All the records that follow need to be reproduced exactly. Omit the images.

── Records supplied

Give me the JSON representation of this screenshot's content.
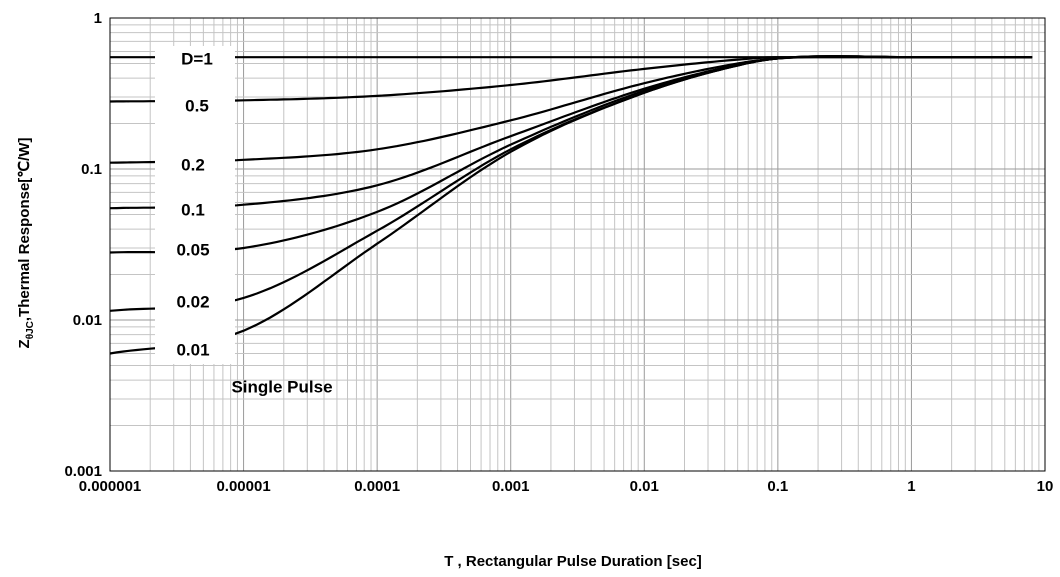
{
  "chart_data": {
    "type": "line",
    "xscale": "log",
    "yscale": "log",
    "xlim": [
      1e-06,
      10
    ],
    "ylim": [
      0.001,
      1
    ],
    "grid": true,
    "xlabel": "T , Rectangular Pulse Duration [sec]",
    "ylabel": "ZθJC,Thermal Response[℃/W]",
    "ylabel_main": "Z",
    "ylabel_sub": "θJC",
    "ylabel_rest": ",Thermal Response[℃/W]",
    "x_ticks": [
      "0.000001",
      "0.00001",
      "0.0001",
      "0.001",
      "0.01",
      "0.1",
      "1",
      "10"
    ],
    "y_ticks": [
      "0.001",
      "0.01",
      "0.1",
      "1"
    ],
    "series": [
      {
        "name": "D=1",
        "x": [
          1e-06,
          1e-05,
          0.0001,
          0.001,
          0.01,
          0.1,
          1,
          8
        ],
        "y": [
          0.55,
          0.55,
          0.55,
          0.55,
          0.55,
          0.55,
          0.55,
          0.55
        ]
      },
      {
        "name": "0.5",
        "x": [
          1e-06,
          1e-05,
          0.0001,
          0.001,
          0.01,
          0.05,
          0.1,
          1,
          8
        ],
        "y": [
          0.28,
          0.285,
          0.305,
          0.36,
          0.46,
          0.53,
          0.55,
          0.55,
          0.55
        ]
      },
      {
        "name": "0.2",
        "x": [
          1e-06,
          1e-05,
          0.0001,
          0.001,
          0.01,
          0.05,
          0.1,
          1,
          8
        ],
        "y": [
          0.11,
          0.115,
          0.135,
          0.21,
          0.37,
          0.5,
          0.54,
          0.55,
          0.55
        ]
      },
      {
        "name": "0.1",
        "x": [
          1e-06,
          1e-05,
          0.0001,
          0.001,
          0.01,
          0.05,
          0.1,
          1,
          8
        ],
        "y": [
          0.055,
          0.058,
          0.078,
          0.165,
          0.34,
          0.49,
          0.54,
          0.55,
          0.55
        ]
      },
      {
        "name": "0.05",
        "x": [
          1e-06,
          1e-05,
          0.0001,
          0.001,
          0.01,
          0.05,
          0.1,
          1,
          8
        ],
        "y": [
          0.028,
          0.03,
          0.052,
          0.145,
          0.33,
          0.49,
          0.54,
          0.55,
          0.55
        ]
      },
      {
        "name": "0.02",
        "x": [
          1e-06,
          1e-05,
          0.0001,
          0.001,
          0.01,
          0.05,
          0.1,
          1,
          8
        ],
        "y": [
          0.0115,
          0.014,
          0.039,
          0.135,
          0.32,
          0.485,
          0.54,
          0.55,
          0.55
        ]
      },
      {
        "name": "0.01",
        "x": [
          1e-06,
          1e-05,
          0.0001,
          0.001,
          0.01,
          0.05,
          0.1,
          1,
          8
        ],
        "y": [
          0.006,
          0.0085,
          0.032,
          0.13,
          0.32,
          0.485,
          0.54,
          0.55,
          0.55
        ]
      }
    ],
    "annotations": [
      "D=1",
      "0.5",
      "0.2",
      "0.1",
      "0.05",
      "0.02",
      "0.01",
      "Single Pulse"
    ]
  }
}
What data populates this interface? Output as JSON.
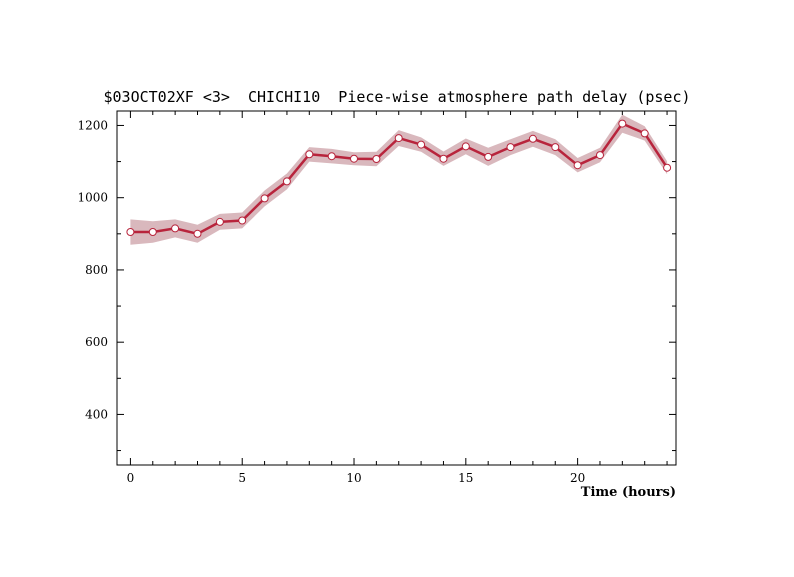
{
  "chart_data": {
    "type": "line",
    "title": "$03OCT02XF <3>  CHICHI10  Piece-wise atmosphere path delay (psec)",
    "xlabel": "Time (hours)",
    "ylabel": "",
    "xlim": [
      -0.6,
      24.4
    ],
    "ylim": [
      260,
      1240
    ],
    "xticks": [
      0,
      5,
      10,
      15,
      20
    ],
    "yticks": [
      400,
      600,
      800,
      1000,
      1200
    ],
    "grid": false,
    "legend": "none",
    "series": [
      {
        "x": [
          0,
          1,
          2,
          3,
          4,
          5,
          6,
          7,
          8,
          9,
          10,
          11,
          12,
          13,
          14,
          15,
          16,
          17,
          18,
          19,
          20,
          21,
          22,
          23,
          24
        ],
        "values": [
          905,
          905,
          915,
          900,
          933,
          937,
          998,
          1045,
          1120,
          1115,
          1108,
          1107,
          1165,
          1147,
          1108,
          1142,
          1113,
          1140,
          1163,
          1140,
          1090,
          1118,
          1205,
          1178,
          1083
        ],
        "band_halfwidth": [
          35,
          30,
          25,
          25,
          22,
          22,
          22,
          22,
          20,
          20,
          18,
          20,
          22,
          20,
          20,
          22,
          25,
          22,
          22,
          22,
          20,
          20,
          25,
          20,
          18
        ]
      }
    ],
    "colors": {
      "line": "#b8243c",
      "band": "#d9b8bd",
      "marker_fill": "#ffffff",
      "axis": "#000000"
    }
  }
}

────

» **In response**
Give me the JSON representation of this screenshot's content.
{
  "chart_data": {
    "type": "line",
    "xscale": "log",
    "yscale": "log",
    "xlim": [
      1e-06,
      10
    ],
    "ylim": [
      0.001,
      1
    ],
    "grid": true,
    "xlabel": "T , Rectangular Pulse Duration [sec]",
    "ylabel": "ZθJC,Thermal Response[℃/W]",
    "ylabel_main": "Z",
    "ylabel_sub": "θJC",
    "ylabel_rest": ",Thermal Response[℃/W]",
    "x_ticks": [
      "0.000001",
      "0.00001",
      "0.0001",
      "0.001",
      "0.01",
      "0.1",
      "1",
      "10"
    ],
    "y_ticks": [
      "0.001",
      "0.01",
      "0.1",
      "1"
    ],
    "series": [
      {
        "name": "D=1",
        "x": [
          1e-06,
          1e-05,
          0.0001,
          0.001,
          0.01,
          0.1,
          1,
          8
        ],
        "y": [
          0.55,
          0.55,
          0.55,
          0.55,
          0.55,
          0.55,
          0.55,
          0.55
        ]
      },
      {
        "name": "0.5",
        "x": [
          1e-06,
          1e-05,
          0.0001,
          0.001,
          0.01,
          0.05,
          0.1,
          1,
          8
        ],
        "y": [
          0.28,
          0.285,
          0.305,
          0.36,
          0.46,
          0.53,
          0.55,
          0.55,
          0.55
        ]
      },
      {
        "name": "0.2",
        "x": [
          1e-06,
          1e-05,
          0.0001,
          0.001,
          0.01,
          0.05,
          0.1,
          1,
          8
        ],
        "y": [
          0.11,
          0.115,
          0.135,
          0.21,
          0.37,
          0.5,
          0.54,
          0.55,
          0.55
        ]
      },
      {
        "name": "0.1",
        "x": [
          1e-06,
          1e-05,
          0.0001,
          0.001,
          0.01,
          0.05,
          0.1,
          1,
          8
        ],
        "y": [
          0.055,
          0.058,
          0.078,
          0.165,
          0.34,
          0.49,
          0.54,
          0.55,
          0.55
        ]
      },
      {
        "name": "0.05",
        "x": [
          1e-06,
          1e-05,
          0.0001,
          0.001,
          0.01,
          0.05,
          0.1,
          1,
          8
        ],
        "y": [
          0.028,
          0.03,
          0.052,
          0.145,
          0.33,
          0.49,
          0.54,
          0.55,
          0.55
        ]
      },
      {
        "name": "0.02",
        "x": [
          1e-06,
          1e-05,
          0.0001,
          0.001,
          0.01,
          0.05,
          0.1,
          1,
          8
        ],
        "y": [
          0.0115,
          0.014,
          0.039,
          0.135,
          0.32,
          0.485,
          0.54,
          0.55,
          0.55
        ]
      },
      {
        "name": "0.01",
        "x": [
          1e-06,
          1e-05,
          0.0001,
          0.001,
          0.01,
          0.05,
          0.1,
          1,
          8
        ],
        "y": [
          0.006,
          0.0085,
          0.032,
          0.13,
          0.32,
          0.485,
          0.54,
          0.55,
          0.55
        ]
      }
    ],
    "annotations": [
      "D=1",
      "0.5",
      "0.2",
      "0.1",
      "0.05",
      "0.02",
      "0.01",
      "Single Pulse"
    ]
  }
}
What data populates this interface? Output as JSON.
{
  "chart_data": {
    "type": "line",
    "title": "$03OCT02XF <3>  CHICHI10  Piece-wise atmosphere path delay (psec)",
    "xlabel": "Time (hours)",
    "ylabel": "",
    "xlim": [
      -0.6,
      24.4
    ],
    "ylim": [
      260,
      1240
    ],
    "xticks": [
      0,
      5,
      10,
      15,
      20
    ],
    "yticks": [
      400,
      600,
      800,
      1000,
      1200
    ],
    "grid": false,
    "legend": "none",
    "series": [
      {
        "x": [
          0,
          1,
          2,
          3,
          4,
          5,
          6,
          7,
          8,
          9,
          10,
          11,
          12,
          13,
          14,
          15,
          16,
          17,
          18,
          19,
          20,
          21,
          22,
          23,
          24
        ],
        "values": [
          905,
          905,
          915,
          900,
          933,
          937,
          998,
          1045,
          1120,
          1115,
          1108,
          1107,
          1165,
          1147,
          1108,
          1142,
          1113,
          1140,
          1163,
          1140,
          1090,
          1118,
          1205,
          1178,
          1083
        ],
        "band_halfwidth": [
          35,
          30,
          25,
          25,
          22,
          22,
          22,
          22,
          20,
          20,
          18,
          20,
          22,
          20,
          20,
          22,
          25,
          22,
          22,
          22,
          20,
          20,
          25,
          20,
          18
        ]
      }
    ],
    "colors": {
      "line": "#b8243c",
      "band": "#d9b8bd",
      "marker_fill": "#ffffff",
      "axis": "#000000"
    }
  }
}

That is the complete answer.